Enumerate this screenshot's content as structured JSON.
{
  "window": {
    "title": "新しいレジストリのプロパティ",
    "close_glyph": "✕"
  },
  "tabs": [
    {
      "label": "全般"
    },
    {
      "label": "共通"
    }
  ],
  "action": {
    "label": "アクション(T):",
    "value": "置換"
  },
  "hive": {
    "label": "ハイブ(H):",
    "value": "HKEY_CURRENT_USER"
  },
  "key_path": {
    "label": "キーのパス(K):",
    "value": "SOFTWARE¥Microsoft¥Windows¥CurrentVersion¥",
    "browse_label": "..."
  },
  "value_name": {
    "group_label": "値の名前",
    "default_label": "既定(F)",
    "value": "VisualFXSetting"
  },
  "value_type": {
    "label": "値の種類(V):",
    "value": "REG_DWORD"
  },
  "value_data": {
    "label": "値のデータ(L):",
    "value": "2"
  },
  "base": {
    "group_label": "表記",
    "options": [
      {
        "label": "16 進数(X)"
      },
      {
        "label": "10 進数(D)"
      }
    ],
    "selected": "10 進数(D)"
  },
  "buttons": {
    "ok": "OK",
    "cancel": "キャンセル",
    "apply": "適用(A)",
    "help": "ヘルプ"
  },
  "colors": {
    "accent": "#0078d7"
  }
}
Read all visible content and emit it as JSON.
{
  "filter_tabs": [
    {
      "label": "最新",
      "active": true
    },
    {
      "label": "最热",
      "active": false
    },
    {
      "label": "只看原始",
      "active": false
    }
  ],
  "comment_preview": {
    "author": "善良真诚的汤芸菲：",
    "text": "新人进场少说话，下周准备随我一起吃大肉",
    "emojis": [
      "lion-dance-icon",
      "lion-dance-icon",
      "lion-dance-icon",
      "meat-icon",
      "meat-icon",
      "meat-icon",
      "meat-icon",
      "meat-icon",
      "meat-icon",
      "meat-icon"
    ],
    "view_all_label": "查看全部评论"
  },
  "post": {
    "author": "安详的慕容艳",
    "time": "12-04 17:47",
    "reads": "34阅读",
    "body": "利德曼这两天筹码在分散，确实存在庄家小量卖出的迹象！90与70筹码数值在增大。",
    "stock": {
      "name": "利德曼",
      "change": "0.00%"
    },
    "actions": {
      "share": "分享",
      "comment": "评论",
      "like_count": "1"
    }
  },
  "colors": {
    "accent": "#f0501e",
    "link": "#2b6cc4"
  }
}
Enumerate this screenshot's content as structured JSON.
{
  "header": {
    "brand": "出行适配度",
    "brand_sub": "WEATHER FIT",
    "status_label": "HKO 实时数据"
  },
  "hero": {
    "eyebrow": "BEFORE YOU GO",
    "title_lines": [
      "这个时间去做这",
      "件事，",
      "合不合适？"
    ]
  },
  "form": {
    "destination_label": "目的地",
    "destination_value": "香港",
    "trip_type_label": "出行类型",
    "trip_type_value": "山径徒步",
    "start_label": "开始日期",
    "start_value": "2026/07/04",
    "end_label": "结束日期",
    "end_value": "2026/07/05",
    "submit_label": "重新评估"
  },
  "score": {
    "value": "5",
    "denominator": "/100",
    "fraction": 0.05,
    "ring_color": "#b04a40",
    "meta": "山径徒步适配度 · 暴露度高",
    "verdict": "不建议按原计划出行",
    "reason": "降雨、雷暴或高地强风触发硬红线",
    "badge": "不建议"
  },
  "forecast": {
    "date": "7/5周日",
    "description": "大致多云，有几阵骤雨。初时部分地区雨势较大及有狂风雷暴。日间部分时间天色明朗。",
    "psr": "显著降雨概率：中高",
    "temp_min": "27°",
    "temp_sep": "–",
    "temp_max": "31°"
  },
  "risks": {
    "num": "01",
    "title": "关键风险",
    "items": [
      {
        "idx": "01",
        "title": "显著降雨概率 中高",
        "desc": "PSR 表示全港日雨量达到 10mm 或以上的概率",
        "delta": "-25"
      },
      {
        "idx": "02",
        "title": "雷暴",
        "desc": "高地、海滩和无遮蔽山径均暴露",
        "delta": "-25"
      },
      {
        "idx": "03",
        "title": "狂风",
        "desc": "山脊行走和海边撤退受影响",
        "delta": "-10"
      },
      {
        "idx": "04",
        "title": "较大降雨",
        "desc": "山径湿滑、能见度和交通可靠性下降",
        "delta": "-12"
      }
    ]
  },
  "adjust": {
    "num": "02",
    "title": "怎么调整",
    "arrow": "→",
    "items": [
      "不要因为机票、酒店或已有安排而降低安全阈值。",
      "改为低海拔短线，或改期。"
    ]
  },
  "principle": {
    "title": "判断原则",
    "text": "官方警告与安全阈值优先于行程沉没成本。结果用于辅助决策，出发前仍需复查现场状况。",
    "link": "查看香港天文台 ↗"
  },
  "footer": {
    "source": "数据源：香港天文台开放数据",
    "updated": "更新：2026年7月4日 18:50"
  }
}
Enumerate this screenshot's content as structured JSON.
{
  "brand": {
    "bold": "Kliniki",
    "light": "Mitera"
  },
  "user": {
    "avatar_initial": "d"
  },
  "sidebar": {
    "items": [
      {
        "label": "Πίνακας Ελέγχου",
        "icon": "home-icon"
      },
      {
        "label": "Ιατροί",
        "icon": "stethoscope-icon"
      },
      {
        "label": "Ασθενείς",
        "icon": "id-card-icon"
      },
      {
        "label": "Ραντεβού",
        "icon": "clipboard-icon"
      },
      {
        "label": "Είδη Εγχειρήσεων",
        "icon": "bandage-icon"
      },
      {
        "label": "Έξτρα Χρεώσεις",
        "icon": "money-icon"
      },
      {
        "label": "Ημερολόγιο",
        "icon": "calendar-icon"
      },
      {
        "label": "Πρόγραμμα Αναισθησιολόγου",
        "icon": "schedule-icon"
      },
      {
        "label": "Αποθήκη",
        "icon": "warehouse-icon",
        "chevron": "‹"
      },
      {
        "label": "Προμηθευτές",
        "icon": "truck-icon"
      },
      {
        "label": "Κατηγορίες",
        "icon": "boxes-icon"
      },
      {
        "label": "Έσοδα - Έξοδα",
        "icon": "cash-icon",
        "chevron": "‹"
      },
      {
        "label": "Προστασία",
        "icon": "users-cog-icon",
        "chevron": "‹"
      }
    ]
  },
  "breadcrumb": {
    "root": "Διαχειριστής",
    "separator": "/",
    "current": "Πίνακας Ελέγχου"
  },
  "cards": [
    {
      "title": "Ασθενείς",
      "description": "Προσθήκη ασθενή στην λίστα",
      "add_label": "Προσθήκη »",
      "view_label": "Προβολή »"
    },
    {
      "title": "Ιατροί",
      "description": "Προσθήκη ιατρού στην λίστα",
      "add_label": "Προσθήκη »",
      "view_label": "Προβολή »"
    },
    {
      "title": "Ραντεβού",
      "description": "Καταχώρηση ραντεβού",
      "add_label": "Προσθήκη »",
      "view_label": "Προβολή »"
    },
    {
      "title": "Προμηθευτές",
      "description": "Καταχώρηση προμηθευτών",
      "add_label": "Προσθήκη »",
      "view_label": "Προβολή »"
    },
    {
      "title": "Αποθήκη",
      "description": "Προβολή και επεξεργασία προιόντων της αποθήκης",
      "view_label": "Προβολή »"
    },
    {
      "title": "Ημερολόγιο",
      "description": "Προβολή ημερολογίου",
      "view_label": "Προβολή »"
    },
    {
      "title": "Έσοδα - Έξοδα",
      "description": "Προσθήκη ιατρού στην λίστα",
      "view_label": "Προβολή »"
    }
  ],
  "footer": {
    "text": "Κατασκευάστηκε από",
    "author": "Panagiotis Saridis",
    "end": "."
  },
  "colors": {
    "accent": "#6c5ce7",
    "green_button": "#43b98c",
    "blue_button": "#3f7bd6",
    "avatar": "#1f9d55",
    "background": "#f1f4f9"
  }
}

··········

• _JOB_
Find every line with "author" in the listing and state how many there are, nothing else.

• _ANSWER BELOW_
3